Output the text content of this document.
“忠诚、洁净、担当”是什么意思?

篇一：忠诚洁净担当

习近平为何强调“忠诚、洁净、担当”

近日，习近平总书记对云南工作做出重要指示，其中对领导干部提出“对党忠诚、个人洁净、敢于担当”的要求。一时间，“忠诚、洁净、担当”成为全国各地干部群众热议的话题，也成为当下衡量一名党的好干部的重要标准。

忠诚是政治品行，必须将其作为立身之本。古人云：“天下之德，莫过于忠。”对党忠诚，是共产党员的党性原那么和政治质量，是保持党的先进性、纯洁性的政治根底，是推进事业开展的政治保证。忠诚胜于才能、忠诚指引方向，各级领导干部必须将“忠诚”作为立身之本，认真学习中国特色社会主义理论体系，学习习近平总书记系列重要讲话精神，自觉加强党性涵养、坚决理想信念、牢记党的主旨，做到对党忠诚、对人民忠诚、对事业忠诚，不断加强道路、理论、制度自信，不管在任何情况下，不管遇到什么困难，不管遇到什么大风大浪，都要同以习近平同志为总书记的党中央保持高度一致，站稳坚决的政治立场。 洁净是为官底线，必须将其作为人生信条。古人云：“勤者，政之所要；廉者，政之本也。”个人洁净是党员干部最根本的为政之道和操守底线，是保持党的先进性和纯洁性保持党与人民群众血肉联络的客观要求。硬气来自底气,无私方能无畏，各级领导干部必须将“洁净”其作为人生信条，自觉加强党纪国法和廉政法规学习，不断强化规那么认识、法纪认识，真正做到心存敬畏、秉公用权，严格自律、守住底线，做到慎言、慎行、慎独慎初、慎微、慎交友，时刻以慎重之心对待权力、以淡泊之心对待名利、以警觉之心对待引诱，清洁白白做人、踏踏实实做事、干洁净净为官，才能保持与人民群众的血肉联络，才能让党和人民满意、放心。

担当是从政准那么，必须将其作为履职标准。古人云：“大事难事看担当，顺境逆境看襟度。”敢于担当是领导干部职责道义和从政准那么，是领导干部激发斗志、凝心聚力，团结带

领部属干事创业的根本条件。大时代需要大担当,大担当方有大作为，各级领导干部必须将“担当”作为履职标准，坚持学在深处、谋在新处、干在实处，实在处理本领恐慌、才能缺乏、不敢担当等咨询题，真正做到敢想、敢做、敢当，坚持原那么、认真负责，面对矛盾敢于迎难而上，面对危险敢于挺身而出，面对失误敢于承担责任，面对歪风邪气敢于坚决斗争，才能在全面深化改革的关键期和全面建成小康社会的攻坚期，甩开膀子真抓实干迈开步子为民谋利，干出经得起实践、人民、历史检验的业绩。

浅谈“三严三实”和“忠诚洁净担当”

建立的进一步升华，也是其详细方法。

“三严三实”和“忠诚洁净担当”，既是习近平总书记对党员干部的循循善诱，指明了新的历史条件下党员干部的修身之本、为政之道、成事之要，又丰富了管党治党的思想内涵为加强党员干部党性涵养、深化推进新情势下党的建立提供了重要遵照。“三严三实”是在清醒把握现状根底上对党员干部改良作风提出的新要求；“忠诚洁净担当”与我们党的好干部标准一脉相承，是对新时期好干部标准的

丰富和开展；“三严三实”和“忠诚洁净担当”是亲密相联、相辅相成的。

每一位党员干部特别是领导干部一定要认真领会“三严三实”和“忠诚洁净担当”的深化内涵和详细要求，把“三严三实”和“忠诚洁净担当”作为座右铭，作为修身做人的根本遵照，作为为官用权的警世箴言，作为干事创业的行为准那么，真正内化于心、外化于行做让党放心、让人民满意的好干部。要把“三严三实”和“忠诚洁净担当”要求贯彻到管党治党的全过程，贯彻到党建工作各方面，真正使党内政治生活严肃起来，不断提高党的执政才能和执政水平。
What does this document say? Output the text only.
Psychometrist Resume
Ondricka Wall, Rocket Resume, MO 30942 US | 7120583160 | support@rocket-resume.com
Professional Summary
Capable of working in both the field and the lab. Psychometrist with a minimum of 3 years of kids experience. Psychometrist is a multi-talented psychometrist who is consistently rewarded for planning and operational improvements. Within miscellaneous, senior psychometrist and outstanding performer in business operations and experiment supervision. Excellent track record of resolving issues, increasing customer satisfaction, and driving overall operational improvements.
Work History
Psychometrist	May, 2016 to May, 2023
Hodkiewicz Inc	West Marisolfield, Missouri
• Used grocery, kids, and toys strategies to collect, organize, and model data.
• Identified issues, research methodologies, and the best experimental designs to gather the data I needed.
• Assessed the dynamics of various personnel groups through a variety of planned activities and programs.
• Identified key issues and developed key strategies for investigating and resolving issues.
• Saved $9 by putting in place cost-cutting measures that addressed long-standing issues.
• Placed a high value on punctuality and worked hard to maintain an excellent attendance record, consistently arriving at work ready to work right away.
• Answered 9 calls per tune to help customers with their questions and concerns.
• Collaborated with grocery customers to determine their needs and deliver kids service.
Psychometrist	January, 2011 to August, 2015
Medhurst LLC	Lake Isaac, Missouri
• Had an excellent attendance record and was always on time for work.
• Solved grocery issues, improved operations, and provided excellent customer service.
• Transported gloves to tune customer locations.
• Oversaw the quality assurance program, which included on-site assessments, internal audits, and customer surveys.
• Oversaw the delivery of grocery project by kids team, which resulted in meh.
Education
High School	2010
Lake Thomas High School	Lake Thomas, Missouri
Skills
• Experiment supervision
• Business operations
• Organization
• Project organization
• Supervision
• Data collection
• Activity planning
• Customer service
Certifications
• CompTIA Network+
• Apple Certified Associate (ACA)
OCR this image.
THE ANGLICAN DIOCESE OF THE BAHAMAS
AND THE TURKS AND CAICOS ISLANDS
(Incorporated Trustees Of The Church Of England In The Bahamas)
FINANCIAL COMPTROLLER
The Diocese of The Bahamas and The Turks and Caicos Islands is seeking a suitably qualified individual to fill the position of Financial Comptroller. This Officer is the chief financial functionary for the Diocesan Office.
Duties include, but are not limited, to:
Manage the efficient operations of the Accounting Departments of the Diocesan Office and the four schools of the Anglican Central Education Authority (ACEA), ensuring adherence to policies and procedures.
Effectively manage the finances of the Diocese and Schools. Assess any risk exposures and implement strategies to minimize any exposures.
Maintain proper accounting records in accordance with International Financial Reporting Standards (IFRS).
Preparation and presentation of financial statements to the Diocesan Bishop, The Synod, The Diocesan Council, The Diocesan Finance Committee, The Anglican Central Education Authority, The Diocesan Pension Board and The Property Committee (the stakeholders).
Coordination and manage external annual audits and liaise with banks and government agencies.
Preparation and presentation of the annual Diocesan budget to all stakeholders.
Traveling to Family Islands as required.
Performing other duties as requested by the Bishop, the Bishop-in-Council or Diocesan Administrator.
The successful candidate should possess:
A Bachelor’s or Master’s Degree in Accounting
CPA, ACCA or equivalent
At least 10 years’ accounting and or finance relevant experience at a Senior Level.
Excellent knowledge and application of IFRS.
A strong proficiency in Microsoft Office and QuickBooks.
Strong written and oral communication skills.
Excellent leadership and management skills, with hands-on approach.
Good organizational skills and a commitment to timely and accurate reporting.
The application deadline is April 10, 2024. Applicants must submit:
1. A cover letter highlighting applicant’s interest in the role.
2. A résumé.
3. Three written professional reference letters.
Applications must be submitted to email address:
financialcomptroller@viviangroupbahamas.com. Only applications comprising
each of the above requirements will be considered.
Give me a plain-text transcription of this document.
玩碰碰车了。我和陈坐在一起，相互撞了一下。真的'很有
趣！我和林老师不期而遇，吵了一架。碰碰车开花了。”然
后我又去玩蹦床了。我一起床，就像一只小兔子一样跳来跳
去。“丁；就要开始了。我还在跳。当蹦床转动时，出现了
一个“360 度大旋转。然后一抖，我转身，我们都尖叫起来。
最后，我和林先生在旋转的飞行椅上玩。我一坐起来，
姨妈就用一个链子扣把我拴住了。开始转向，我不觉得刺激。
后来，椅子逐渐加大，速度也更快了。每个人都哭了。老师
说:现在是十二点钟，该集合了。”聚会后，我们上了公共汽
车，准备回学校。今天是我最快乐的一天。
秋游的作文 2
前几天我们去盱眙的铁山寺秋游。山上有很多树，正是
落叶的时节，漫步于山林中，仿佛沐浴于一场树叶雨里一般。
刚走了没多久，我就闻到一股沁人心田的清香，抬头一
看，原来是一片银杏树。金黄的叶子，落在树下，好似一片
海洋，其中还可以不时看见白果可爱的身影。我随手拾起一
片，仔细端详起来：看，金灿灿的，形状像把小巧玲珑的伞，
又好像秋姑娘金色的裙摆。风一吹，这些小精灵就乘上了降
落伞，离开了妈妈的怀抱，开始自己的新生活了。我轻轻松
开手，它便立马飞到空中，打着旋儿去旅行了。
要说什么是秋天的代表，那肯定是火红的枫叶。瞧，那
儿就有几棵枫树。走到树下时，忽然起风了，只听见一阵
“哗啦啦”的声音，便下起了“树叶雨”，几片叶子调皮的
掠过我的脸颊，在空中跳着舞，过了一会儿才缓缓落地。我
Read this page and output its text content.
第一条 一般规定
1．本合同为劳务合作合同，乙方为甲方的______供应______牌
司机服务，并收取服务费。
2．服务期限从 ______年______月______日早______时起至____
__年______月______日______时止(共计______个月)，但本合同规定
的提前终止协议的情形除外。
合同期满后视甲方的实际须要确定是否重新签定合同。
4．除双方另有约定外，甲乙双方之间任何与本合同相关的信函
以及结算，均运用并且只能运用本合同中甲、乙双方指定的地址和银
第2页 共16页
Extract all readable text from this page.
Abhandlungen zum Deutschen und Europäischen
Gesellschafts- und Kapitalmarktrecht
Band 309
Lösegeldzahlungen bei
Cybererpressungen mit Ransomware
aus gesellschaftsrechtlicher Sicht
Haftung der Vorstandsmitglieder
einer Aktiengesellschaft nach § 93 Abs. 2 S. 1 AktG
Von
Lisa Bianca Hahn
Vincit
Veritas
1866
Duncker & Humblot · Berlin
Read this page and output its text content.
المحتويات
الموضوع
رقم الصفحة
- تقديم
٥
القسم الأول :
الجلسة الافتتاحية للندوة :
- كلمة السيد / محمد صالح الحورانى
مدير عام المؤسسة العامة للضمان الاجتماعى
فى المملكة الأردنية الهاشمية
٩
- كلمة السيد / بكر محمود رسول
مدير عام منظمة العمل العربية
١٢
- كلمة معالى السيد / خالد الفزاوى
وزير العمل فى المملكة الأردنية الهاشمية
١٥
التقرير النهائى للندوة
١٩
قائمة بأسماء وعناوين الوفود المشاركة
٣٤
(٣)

──────────────────────────────

Check each line in the records for the word "customers" and say how many have it, with nothing else.

2